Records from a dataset
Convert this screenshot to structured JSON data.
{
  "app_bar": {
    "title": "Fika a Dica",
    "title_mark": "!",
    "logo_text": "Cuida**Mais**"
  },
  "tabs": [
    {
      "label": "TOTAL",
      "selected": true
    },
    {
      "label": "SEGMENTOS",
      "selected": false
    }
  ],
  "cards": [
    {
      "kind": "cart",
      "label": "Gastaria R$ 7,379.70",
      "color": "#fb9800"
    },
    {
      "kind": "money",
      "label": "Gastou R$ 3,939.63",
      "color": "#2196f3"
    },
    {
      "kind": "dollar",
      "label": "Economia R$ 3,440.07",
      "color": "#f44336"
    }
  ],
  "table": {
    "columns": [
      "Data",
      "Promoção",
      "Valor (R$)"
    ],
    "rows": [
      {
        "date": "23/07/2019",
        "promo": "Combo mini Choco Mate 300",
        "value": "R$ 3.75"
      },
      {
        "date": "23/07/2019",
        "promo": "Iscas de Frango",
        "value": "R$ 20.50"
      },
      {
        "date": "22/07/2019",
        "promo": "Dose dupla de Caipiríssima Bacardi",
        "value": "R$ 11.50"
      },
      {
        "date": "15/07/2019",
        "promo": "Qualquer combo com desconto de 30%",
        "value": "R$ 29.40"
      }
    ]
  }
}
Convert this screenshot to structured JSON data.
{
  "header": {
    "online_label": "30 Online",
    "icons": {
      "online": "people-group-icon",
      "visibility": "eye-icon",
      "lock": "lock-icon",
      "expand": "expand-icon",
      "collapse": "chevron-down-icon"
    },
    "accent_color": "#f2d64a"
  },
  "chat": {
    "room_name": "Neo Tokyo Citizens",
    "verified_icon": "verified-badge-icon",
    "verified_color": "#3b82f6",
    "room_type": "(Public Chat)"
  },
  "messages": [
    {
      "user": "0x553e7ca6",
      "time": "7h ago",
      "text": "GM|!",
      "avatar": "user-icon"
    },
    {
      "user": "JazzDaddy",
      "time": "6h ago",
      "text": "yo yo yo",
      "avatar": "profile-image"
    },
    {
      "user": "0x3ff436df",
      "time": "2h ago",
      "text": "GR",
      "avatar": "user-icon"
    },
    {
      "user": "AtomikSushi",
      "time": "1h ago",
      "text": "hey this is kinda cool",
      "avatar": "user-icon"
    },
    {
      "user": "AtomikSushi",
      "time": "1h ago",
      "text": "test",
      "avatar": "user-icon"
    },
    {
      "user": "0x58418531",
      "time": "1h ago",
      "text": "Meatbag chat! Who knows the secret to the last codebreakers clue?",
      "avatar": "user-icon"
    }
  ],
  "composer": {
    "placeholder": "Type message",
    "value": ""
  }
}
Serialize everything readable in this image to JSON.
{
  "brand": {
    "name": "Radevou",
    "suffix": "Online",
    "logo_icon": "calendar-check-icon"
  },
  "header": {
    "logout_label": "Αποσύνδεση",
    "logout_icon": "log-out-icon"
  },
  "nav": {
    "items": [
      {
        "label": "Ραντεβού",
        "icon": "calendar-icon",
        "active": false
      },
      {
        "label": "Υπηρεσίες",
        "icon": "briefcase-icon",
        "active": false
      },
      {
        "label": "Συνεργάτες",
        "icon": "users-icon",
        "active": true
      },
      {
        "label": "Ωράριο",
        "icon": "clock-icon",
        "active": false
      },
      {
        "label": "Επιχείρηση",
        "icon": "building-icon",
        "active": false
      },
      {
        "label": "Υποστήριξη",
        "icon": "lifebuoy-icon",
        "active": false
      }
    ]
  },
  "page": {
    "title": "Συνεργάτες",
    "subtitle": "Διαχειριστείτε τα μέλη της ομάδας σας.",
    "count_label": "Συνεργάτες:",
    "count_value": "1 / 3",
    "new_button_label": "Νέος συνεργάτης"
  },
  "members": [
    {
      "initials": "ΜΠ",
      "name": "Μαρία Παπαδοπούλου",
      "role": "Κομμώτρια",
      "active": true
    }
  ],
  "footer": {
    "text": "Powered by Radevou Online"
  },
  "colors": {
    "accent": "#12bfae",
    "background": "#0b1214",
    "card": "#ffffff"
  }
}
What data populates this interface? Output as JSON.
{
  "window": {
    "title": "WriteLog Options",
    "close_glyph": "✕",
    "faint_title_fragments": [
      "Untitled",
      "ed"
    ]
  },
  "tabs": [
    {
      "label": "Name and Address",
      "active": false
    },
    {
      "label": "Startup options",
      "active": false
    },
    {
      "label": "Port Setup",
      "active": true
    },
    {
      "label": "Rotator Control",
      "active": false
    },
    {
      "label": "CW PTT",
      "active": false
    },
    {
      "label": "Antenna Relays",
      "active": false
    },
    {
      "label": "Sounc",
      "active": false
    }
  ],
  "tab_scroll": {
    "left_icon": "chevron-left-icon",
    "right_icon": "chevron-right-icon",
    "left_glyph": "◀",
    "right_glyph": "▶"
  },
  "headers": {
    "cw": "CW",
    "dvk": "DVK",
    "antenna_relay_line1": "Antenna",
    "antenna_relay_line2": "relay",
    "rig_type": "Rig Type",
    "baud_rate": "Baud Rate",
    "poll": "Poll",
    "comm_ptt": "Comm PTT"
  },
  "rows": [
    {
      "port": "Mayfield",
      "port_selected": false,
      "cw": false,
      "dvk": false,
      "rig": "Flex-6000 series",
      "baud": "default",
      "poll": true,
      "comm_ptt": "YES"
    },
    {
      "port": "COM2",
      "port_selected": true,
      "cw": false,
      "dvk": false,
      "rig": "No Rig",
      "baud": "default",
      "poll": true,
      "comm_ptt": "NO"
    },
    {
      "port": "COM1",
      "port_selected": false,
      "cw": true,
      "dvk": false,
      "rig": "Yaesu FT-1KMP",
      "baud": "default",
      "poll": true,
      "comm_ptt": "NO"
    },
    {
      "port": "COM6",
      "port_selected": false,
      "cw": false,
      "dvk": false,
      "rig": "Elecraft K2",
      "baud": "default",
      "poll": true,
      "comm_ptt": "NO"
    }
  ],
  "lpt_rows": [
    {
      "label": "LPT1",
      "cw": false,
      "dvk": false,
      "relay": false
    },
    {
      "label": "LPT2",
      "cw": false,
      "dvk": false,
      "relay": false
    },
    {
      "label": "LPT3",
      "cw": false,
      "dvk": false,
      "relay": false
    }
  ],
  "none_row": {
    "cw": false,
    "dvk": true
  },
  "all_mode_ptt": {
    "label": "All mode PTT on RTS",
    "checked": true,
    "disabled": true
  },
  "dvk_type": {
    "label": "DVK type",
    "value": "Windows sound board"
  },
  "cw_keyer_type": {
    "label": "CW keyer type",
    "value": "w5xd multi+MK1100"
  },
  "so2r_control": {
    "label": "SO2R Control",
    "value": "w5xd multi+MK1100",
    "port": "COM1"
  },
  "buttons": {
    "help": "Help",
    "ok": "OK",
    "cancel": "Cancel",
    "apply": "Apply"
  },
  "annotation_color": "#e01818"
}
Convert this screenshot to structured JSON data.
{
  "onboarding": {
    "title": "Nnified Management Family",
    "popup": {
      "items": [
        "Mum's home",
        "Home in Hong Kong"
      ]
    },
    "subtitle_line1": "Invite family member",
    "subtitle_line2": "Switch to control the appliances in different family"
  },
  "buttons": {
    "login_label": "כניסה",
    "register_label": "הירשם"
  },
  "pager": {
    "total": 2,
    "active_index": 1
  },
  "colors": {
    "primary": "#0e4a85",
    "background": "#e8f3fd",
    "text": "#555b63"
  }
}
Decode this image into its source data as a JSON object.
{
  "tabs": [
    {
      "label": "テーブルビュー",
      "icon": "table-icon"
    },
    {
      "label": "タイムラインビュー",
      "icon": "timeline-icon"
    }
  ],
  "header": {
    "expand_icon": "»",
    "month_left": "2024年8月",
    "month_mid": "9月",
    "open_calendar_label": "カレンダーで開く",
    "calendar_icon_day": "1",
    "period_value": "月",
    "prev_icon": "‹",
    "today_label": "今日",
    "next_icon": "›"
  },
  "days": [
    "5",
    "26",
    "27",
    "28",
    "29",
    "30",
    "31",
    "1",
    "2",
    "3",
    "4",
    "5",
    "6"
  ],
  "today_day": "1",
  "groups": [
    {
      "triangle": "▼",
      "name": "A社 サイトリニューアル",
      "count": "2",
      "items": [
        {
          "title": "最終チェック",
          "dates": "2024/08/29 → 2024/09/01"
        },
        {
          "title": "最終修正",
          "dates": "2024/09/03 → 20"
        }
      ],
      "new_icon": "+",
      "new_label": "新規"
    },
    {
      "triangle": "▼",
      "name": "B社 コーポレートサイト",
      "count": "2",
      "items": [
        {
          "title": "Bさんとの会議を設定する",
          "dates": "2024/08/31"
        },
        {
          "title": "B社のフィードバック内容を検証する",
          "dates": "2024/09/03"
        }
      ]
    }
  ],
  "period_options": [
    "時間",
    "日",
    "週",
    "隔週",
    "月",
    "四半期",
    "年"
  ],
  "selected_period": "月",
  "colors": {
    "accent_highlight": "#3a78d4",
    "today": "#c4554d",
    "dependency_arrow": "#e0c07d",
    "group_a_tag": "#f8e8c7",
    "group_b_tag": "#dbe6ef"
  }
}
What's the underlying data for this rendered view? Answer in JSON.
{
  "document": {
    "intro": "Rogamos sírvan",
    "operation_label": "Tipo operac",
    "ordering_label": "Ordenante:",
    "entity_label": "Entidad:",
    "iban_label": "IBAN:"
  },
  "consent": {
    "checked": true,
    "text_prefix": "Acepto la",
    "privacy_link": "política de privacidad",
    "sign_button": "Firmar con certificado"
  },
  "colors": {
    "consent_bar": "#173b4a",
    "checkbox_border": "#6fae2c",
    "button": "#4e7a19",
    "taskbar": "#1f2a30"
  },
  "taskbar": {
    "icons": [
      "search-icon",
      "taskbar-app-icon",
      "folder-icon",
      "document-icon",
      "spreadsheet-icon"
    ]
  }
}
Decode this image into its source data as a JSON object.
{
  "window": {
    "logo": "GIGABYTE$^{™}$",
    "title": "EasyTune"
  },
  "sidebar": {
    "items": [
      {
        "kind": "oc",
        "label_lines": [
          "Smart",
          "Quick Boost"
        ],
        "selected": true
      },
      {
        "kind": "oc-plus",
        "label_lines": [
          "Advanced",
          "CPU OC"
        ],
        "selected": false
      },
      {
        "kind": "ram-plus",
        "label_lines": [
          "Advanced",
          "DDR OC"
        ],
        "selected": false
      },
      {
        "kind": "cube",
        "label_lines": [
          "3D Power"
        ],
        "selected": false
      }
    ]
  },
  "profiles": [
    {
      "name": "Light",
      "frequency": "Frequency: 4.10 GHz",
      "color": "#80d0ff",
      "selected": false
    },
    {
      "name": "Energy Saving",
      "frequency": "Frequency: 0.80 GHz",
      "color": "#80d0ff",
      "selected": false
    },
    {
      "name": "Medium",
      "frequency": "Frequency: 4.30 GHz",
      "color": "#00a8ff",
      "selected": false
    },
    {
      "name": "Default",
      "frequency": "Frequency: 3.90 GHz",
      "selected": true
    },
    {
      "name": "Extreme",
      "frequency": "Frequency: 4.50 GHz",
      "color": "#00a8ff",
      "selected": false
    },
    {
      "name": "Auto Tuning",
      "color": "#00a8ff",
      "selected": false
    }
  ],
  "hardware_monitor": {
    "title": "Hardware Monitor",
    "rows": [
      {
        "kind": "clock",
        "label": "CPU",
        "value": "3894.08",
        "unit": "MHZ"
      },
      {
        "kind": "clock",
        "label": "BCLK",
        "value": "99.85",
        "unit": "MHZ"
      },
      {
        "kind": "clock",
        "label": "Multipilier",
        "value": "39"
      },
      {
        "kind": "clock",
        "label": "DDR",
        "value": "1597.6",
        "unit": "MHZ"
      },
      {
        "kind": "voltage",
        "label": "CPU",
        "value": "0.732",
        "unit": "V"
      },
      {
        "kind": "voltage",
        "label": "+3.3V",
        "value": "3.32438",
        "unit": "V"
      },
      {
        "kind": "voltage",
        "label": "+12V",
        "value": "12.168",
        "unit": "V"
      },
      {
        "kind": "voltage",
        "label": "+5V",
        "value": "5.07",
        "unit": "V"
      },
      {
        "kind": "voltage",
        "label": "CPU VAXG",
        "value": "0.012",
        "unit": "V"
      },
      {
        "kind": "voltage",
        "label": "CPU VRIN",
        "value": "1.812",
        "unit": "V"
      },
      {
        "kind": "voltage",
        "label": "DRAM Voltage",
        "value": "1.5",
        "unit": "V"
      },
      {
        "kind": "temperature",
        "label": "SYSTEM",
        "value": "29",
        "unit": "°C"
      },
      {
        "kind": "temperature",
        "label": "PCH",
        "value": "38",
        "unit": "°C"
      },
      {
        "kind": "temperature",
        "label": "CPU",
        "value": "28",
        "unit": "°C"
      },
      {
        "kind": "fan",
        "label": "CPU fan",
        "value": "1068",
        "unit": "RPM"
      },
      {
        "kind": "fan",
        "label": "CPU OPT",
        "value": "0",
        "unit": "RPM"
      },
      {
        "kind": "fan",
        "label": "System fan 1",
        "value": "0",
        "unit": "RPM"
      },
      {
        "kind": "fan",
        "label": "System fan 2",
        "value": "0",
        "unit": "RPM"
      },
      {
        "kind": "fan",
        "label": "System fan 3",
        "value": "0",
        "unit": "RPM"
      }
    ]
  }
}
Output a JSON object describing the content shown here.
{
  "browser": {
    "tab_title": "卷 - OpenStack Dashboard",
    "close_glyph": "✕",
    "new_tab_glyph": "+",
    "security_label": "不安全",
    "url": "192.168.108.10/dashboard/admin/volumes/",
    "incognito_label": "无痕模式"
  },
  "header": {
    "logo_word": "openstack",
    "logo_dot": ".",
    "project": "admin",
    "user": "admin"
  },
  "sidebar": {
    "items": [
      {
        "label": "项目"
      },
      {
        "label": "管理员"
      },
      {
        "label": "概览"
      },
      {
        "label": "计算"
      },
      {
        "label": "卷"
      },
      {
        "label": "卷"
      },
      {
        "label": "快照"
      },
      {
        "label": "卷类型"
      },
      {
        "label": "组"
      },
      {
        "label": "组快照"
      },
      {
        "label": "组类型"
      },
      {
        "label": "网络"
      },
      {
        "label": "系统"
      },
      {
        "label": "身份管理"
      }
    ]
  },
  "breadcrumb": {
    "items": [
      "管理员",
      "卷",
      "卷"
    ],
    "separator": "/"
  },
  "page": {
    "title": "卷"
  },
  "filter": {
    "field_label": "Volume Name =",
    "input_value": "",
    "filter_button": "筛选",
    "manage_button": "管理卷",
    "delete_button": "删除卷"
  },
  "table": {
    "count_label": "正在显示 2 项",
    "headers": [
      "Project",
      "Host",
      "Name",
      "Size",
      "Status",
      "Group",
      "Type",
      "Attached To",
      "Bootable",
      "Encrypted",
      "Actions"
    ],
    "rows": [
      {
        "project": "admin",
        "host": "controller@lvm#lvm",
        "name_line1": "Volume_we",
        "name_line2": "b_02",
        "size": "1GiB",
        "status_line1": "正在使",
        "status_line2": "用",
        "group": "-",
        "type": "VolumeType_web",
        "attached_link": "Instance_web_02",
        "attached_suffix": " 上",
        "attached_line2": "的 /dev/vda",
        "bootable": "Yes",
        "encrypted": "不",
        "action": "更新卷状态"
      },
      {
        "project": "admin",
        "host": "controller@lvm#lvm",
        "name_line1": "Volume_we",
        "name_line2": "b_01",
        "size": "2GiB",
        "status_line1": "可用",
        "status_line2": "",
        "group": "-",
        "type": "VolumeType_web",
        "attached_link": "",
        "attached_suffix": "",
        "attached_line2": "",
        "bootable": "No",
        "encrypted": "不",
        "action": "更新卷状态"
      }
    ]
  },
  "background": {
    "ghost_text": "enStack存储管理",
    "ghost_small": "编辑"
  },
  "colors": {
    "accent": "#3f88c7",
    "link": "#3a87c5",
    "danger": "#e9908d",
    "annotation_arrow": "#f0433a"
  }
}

== Task requirements ==
Tally the lines that hold the string "background" and state the total, nothing more.

== Reply to the exercise ==
3